— STATED EXERCISE —
Return the records word for word. Any pictures in them are not part of the copy.

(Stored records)

┌──

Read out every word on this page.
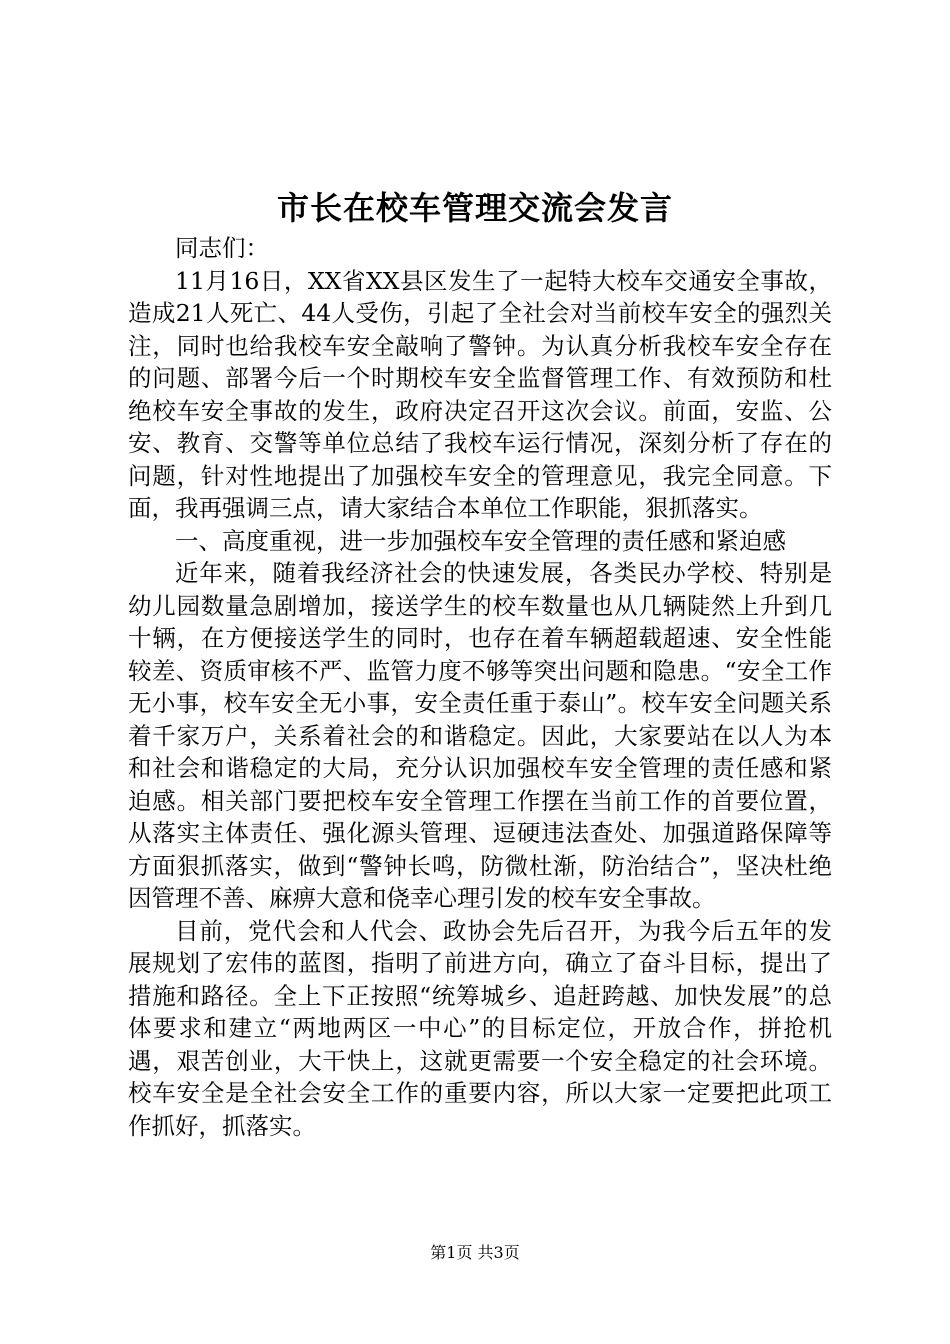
市长在校车管理交流会发言

同志们：

11月16日，XX省XX县区发生了一起特大校车交通安全事故，造成21人死亡、44人受伤，引起了全社会对当前校车安全的强烈关注，同时也给我校车安全敲响了警钟。为认真分析我校车安全存在的问题、部署今后一个时期校车安全监督管理工作、有效预防和杜绝校车安全事故的发生，政府决定召开这次会议。前面，安监、公安、教育、交警等单位总结了我校车运行情况，深刻分析了存在的问题，针对性地提出了加强校车安全的管理意见，我完全同意。下面，我再强调三点，请大家结合本单位工作职能，狠抓落实。

一、高度重视，进一步加强校车安全管理的责任感和紧迫感

近年来，随着我经济社会的快速发展，各类民办学校、特别是幼儿园数量急剧增加，接送学生的校车数量也从几辆陡然上升到几十辆，在方便接送学生的同时，也存在着车辆超载超速、安全性能较差、资质审核不严、监管力度不够等突出问题和隐患。“安全工作无小事，校车安全无小事，安全责任重于泰山”。校车安全问题关系着千家万户，关系着社会的和谐稳定。因此，大家要站在以人为本和社会和谐稳定的大局，充分认识加强校车安全管理的责任感和紧迫感。相关部门要把校车安全管理工作摆在当前工作的首要位置，从落实主体责任、强化源头管理、逗硬违法查处、加强道路保障等方面狠抓落实，做到“警钟长鸣，防微杜渐，防治结合”，坚决杜绝因管理不善、麻痹大意和侥幸心理引发的校车安全事故。

目前，党代会和人代会、政协会先后召开，为我今后五年的发展规划了宏伟的蓝图，指明了前进方向，确立了奋斗目标，提出了措施和路径。全上下正按照“统筹城乡、追赶跨越、加快发展”的总体要求和建立“两地两区一中心”的目标定位，开放合作，拼抢机遇，艰苦创业，大干快上，这就更需要一个安全稳定的社会环境。校车安全是全社会安全工作的重要内容，所以大家一定要把此项工作抓好，抓落实。

第1页 共3页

└──

— EXERCISE RESPONSE —
Read out every word on this page.
市长在校车管理交流会发言

同志们：

11月16日，XX省XX县区发生了一起特大校车交通安全事故，造成21人死亡、44人受伤，引起了全社会对当前校车安全的强烈关注，同时也给我校车安全敲响了警钟。为认真分析我校车安全存在的问题、部署今后一个时期校车安全监督管理工作、有效预防和杜绝校车安全事故的发生，政府决定召开这次会议。前面，安监、公安、教育、交警等单位总结了我校车运行情况，深刻分析了存在的问题，针对性地提出了加强校车安全的管理意见，我完全同意。下面，我再强调三点，请大家结合本单位工作职能，狠抓落实。

一、高度重视，进一步加强校车安全管理的责任感和紧迫感

近年来，随着我经济社会的快速发展，各类民办学校、特别是幼儿园数量急剧增加，接送学生的校车数量也从几辆陡然上升到几十辆，在方便接送学生的同时，也存在着车辆超载超速、安全性能较差、资质审核不严、监管力度不够等突出问题和隐患。“安全工作无小事，校车安全无小事，安全责任重于泰山”。校车安全问题关系着千家万户，关系着社会的和谐稳定。因此，大家要站在以人为本和社会和谐稳定的大局，充分认识加强校车安全管理的责任感和紧迫感。相关部门要把校车安全管理工作摆在当前工作的首要位置，从落实主体责任、强化源头管理、逗硬违法查处、加强道路保障等方面狠抓落实，做到“警钟长鸣，防微杜渐，防治结合”，坚决杜绝因管理不善、麻痹大意和侥幸心理引发的校车安全事故。

目前，党代会和人代会、政协会先后召开，为我今后五年的发展规划了宏伟的蓝图，指明了前进方向，确立了奋斗目标，提出了措施和路径。全上下正按照“统筹城乡、追赶跨越、加快发展”的总体要求和建立“两地两区一中心”的目标定位，开放合作，拼抢机遇，艰苦创业，大干快上，这就更需要一个安全稳定的社会环境。校车安全是全社会安全工作的重要内容，所以大家一定要把此项工作抓好，抓落实。

第1页 共3页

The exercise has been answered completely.